EXERCISE PROMPT » Copy out all lines where "Lady" appears.

________________________________________

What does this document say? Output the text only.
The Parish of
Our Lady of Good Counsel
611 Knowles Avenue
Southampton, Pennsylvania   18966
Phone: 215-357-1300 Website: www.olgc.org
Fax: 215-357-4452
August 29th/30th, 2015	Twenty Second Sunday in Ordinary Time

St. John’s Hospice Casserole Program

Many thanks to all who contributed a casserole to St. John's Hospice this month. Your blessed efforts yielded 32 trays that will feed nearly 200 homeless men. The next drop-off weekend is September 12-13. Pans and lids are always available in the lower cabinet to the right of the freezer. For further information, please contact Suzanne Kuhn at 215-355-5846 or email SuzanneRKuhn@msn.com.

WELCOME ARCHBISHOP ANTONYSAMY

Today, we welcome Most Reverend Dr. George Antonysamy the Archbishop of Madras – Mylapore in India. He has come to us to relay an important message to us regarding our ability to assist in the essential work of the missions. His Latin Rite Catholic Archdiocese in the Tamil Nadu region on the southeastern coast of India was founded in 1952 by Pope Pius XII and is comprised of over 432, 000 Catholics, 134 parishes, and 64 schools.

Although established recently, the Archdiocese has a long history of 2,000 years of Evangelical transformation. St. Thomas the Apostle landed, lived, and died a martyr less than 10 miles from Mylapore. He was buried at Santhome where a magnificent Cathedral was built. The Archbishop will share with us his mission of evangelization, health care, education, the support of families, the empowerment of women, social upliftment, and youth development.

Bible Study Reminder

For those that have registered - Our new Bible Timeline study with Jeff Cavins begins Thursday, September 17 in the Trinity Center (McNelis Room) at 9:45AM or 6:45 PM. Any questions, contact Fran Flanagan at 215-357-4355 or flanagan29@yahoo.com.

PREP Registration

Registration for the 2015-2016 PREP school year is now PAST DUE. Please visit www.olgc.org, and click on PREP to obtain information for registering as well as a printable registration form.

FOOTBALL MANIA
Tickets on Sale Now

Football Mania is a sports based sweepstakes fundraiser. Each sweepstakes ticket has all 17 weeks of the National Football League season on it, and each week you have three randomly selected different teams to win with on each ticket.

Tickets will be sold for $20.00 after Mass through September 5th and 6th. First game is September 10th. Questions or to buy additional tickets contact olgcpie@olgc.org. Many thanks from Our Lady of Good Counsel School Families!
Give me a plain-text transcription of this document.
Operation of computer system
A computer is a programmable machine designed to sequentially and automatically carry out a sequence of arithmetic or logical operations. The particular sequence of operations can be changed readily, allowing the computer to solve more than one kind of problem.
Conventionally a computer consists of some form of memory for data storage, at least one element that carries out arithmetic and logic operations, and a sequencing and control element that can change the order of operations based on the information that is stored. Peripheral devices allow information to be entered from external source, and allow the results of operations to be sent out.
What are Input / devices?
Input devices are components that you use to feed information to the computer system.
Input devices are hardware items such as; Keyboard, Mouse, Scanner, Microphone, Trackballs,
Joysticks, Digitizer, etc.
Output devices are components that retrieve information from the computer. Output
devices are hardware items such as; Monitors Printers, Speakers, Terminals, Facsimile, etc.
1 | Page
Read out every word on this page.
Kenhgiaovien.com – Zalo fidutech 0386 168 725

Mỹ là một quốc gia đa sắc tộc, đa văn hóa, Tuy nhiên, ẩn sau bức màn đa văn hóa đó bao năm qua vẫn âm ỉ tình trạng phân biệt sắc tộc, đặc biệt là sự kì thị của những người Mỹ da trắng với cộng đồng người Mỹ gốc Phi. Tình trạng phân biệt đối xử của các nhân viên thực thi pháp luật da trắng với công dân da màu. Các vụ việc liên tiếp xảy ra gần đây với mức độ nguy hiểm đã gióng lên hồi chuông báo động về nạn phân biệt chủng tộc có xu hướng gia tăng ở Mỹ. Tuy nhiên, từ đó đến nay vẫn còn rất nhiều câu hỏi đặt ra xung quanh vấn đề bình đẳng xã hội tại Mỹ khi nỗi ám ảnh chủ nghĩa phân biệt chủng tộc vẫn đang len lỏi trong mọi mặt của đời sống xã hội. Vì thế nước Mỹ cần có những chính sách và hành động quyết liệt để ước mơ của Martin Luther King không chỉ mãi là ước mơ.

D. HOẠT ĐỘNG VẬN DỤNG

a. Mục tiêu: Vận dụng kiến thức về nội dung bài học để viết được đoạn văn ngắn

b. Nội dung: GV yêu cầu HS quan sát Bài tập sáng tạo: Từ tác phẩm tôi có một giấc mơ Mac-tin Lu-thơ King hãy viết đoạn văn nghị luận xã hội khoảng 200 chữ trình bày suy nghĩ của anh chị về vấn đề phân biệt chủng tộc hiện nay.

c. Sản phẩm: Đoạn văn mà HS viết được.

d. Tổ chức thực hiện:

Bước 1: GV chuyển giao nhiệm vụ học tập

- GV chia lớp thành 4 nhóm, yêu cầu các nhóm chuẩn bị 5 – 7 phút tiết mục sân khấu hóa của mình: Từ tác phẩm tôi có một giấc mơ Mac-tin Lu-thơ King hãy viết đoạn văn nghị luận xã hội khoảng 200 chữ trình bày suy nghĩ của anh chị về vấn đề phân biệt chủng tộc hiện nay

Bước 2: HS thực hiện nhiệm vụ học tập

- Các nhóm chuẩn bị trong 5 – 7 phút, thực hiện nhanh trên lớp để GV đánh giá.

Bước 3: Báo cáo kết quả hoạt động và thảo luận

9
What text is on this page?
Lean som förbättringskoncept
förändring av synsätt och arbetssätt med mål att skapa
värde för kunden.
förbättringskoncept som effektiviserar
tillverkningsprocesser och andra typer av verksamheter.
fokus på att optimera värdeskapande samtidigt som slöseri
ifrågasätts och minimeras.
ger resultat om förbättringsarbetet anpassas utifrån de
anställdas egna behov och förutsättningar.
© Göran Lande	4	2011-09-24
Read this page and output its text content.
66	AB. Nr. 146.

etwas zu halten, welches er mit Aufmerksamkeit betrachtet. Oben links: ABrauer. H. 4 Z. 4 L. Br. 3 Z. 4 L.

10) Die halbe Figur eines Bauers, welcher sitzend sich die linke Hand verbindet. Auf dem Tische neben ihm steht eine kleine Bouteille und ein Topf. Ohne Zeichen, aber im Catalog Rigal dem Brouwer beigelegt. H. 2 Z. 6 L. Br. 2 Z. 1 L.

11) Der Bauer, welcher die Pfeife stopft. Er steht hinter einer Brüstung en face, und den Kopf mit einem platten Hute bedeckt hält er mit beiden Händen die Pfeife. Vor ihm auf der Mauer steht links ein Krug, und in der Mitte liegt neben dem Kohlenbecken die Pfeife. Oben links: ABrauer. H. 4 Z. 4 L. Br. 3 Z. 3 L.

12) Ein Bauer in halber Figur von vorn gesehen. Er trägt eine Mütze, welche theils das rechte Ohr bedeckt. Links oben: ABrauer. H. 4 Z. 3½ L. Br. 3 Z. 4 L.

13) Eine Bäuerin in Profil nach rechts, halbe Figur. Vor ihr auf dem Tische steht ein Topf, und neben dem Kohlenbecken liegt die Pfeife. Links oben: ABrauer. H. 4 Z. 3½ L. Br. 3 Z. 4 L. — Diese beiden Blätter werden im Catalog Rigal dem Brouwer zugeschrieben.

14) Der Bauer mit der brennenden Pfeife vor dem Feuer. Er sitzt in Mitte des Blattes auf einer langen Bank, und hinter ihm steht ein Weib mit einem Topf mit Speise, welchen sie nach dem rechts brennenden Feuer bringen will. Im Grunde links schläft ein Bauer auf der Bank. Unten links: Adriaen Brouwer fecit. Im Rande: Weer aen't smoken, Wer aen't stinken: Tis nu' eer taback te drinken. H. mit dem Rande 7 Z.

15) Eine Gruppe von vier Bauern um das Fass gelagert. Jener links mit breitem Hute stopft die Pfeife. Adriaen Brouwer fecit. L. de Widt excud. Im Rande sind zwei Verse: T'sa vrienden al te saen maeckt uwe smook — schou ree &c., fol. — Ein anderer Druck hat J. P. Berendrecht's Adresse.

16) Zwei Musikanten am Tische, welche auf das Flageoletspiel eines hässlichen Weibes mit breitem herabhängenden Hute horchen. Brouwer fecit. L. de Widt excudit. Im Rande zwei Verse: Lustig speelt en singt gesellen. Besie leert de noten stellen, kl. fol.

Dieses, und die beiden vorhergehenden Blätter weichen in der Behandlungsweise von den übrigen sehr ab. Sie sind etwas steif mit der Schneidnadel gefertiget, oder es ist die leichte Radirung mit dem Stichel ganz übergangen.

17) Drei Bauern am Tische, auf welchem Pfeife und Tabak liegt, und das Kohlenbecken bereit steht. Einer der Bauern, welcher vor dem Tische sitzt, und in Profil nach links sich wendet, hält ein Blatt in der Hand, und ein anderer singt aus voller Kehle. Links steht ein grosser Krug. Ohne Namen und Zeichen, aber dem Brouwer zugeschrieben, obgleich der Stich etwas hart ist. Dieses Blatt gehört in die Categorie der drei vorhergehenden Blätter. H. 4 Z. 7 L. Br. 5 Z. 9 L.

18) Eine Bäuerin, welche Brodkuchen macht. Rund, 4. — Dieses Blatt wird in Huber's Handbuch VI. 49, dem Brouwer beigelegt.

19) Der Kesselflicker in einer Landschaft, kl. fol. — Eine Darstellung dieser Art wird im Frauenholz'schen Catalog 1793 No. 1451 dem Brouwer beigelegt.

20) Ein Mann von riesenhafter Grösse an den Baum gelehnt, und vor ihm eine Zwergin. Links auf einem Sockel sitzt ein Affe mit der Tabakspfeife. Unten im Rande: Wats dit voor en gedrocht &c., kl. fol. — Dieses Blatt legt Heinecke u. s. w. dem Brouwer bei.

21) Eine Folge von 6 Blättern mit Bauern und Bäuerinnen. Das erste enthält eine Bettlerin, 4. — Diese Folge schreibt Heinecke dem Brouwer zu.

________________________________________

EXERCISE SOLUTION »
Our Lady of Good Counsel
Tickets will be sold for $20.00 after Mass through September 5th and 6th. First game is September 10th. Questions or to buy additional tickets contact olgcpie@olgc.org. Many thanks from Our Lady of Good Counsel School Families!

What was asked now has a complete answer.